Jim Whitehead confirmed that this was the intended behavior specified in
section 7.7 of rfc 2518.

As Kevin points out, the language in 8.8.4 and 8.10.5 together seems to
contradict this, so the inconsistency in rfc 2518 needs to be straightened
out.  Section 8.10.5 says that if Overwrite is "T", the resource at the
destination will be deleted, and section 8.8.4 says that if a resource is
deleted, all its locks are removed.  So the upshot seems to be that after
the MOVE, any singleton lock at the destination will be gone.

Jim Amsden's intuitions about the scenarios were different: No singleton
lock ever survives a MOVE, but a resource that is moved into a locked
collection does inherit the collection's lock.  So Jim's intuitions agree
with sections 8.8.4 and 8.10.5, and with interpreting section 7.7 to be only
about inheriting collection locks, and not about singleton locks.

....

Requests
1. Answer these questions about the excerpt on RFC 2518 locks, one line each.
(a) Who confirmed that the behavior was the one intended in section 7.7?
(b) According to section 8.10.5, what happens to the resource at the destination if Overwrite is "T"?
(c) In Jim Amsden's view, what does a resource moved into a locked collection inherit?
2. Write what comes next in the excerpt on RFC 2518 locks, picking up after its final sentence.

....

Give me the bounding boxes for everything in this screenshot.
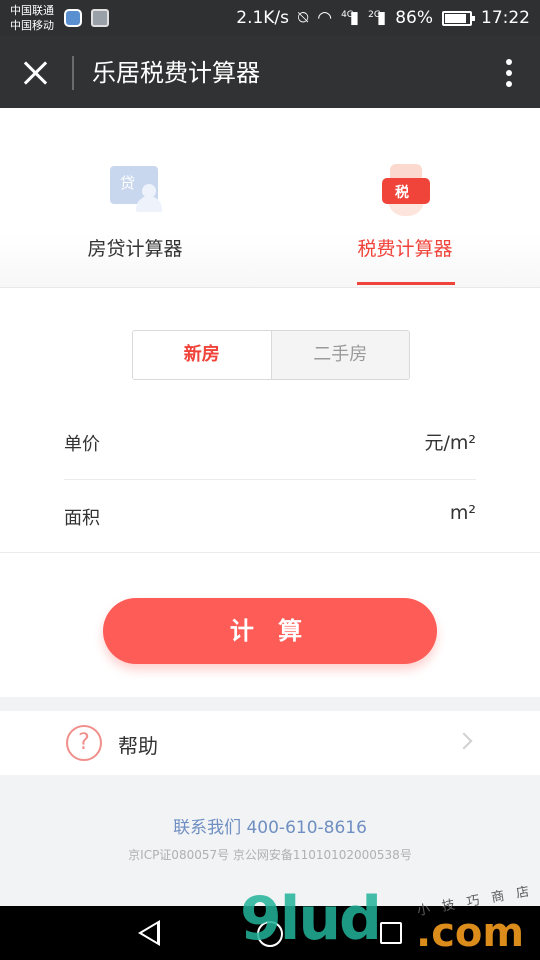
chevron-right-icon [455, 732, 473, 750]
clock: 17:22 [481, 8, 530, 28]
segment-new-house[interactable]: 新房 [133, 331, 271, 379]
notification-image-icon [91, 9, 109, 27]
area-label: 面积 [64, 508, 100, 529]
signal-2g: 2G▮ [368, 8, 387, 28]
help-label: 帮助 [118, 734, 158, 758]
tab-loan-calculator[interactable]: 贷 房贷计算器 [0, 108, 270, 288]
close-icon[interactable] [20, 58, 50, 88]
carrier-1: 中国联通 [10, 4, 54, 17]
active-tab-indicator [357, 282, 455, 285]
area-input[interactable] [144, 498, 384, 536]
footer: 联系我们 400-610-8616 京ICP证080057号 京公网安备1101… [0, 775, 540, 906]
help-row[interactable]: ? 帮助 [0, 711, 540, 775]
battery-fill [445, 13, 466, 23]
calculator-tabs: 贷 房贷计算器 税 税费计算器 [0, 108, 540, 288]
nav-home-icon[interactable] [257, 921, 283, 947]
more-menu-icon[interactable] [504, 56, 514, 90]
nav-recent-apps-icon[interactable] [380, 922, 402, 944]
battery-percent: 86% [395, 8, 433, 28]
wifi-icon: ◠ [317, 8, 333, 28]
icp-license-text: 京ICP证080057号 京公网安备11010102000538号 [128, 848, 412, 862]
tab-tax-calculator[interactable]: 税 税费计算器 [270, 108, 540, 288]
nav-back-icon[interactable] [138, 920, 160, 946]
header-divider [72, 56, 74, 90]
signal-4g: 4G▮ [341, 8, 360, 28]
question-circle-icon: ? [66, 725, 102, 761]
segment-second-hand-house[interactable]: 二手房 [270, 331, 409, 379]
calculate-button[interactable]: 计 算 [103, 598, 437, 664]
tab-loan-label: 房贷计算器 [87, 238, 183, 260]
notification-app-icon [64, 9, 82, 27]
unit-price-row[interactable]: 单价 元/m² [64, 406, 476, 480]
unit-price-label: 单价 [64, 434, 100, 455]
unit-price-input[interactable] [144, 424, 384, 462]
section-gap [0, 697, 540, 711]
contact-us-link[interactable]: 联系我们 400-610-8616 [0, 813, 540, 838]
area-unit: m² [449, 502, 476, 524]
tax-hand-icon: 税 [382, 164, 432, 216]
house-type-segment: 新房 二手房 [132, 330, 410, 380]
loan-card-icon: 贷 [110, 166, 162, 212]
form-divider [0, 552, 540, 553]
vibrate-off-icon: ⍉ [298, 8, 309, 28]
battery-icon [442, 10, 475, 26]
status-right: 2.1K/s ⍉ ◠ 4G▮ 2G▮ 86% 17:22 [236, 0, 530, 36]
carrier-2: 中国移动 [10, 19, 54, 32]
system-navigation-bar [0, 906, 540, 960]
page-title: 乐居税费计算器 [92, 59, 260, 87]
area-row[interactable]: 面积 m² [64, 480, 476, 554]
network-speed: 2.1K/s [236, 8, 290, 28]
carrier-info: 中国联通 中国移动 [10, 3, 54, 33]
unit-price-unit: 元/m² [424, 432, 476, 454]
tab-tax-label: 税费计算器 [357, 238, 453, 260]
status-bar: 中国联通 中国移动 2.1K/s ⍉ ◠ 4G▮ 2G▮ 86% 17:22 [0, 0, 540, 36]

....

Task-by-task results
1.
(a) Jim Whitehead
(b) It will be deleted.
(c) The collection's lock

2.
-------

Cases 9 and 10 poke at the complexities added by multiple URI mappings to
the same resource.

Kevin's intuitions say that there is really no added difficulty about
resolving these cases.  It's the resource that gets locked, as rfc 2518
says, and it's still true that any lock, inherited or singleton, at the
destination, survives the move.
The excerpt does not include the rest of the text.